SET PROBLEM: Copy out all lines with the word "utfyllingen" in them.

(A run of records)

---------------

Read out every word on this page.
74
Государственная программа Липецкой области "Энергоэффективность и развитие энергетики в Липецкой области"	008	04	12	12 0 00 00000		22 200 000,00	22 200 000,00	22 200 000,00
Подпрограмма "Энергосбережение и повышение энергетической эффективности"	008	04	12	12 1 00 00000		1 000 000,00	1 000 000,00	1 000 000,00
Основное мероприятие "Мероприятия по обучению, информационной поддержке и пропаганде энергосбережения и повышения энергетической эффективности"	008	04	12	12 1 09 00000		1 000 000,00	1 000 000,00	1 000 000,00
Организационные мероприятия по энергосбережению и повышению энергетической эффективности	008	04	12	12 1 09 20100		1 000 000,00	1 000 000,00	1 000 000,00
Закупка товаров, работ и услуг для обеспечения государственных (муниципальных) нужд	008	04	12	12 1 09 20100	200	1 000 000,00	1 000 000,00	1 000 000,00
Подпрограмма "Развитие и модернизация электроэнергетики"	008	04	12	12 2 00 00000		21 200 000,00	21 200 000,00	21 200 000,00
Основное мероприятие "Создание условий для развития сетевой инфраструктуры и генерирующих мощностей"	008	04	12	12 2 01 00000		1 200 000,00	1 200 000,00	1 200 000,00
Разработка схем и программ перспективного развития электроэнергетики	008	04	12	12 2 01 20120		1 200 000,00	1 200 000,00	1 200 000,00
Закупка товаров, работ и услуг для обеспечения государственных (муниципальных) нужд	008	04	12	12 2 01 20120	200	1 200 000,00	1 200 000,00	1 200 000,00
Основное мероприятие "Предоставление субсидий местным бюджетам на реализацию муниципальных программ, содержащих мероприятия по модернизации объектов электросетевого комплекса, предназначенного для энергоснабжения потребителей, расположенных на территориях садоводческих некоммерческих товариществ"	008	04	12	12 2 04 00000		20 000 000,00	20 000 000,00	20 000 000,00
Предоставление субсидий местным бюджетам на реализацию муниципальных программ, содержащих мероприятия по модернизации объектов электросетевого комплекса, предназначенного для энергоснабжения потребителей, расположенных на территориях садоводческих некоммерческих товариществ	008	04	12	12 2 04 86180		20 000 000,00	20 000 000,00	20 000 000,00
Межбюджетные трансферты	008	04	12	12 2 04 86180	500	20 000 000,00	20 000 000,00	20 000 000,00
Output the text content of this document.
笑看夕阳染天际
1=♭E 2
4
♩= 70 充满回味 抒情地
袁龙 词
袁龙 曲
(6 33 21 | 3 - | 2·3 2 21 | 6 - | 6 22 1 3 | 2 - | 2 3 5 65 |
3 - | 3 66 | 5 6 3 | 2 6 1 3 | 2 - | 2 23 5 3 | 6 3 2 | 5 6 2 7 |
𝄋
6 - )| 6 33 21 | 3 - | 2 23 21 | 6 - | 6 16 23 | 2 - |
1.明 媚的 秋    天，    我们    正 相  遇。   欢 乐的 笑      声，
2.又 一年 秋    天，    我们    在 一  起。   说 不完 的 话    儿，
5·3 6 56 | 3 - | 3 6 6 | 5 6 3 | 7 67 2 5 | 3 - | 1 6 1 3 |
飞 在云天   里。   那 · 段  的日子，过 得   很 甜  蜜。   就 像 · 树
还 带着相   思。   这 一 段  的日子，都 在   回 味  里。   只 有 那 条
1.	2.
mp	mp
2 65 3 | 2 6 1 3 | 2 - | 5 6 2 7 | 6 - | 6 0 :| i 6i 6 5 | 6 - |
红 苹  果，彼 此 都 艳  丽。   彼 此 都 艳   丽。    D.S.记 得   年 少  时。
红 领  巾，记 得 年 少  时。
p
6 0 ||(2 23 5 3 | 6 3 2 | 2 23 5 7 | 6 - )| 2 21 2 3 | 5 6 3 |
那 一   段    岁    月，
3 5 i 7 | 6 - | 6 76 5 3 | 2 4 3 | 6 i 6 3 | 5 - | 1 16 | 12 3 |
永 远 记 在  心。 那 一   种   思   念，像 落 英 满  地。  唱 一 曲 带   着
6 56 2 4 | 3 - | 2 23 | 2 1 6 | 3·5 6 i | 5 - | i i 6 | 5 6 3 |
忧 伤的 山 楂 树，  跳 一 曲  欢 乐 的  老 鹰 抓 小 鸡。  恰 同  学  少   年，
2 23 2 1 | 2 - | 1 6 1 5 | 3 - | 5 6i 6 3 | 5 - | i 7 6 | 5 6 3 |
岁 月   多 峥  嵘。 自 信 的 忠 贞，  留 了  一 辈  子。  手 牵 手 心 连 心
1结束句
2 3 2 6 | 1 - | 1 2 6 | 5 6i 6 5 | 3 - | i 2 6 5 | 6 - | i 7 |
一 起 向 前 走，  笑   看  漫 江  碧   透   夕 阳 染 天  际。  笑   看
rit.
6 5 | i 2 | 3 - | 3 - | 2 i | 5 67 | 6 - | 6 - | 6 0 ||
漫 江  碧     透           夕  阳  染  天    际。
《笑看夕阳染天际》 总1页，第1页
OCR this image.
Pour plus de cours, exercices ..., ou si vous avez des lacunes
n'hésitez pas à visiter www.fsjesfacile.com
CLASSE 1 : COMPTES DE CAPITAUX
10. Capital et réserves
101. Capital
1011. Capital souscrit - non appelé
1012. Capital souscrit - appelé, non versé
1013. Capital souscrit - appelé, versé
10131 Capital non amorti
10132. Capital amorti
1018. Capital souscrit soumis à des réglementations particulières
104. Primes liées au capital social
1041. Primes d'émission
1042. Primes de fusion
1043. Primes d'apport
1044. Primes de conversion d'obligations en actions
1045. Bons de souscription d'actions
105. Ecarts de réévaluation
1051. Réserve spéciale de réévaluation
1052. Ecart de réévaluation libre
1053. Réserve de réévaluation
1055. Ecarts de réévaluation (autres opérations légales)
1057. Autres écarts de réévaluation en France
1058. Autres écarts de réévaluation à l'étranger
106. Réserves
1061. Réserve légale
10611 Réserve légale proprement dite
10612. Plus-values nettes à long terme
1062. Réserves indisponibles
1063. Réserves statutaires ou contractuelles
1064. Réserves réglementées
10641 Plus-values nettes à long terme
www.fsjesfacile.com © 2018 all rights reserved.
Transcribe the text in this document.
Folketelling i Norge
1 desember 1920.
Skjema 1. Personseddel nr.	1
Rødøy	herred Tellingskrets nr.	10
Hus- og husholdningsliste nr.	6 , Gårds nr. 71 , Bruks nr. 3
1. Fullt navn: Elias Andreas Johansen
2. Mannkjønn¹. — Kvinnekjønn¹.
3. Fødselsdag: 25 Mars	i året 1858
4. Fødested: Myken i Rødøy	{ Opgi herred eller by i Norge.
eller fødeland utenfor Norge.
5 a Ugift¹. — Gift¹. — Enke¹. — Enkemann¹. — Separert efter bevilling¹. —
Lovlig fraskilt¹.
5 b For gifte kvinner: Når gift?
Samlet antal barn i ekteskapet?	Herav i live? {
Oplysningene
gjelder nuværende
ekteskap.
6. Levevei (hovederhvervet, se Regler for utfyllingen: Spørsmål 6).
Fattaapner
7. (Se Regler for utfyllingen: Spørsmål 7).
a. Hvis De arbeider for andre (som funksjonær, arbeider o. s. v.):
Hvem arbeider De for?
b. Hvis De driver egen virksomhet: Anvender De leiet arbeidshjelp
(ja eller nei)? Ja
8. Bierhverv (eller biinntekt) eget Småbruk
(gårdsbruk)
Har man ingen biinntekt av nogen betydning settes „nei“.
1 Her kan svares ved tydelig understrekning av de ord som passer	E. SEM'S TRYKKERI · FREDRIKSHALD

---------------

CORRECT RESPONSE:
6. Levevei (hovederhvervet, se Regler for utfyllingen: Spørsmål 6).
7. (Se Regler for utfyllingen: Spørsmål 7).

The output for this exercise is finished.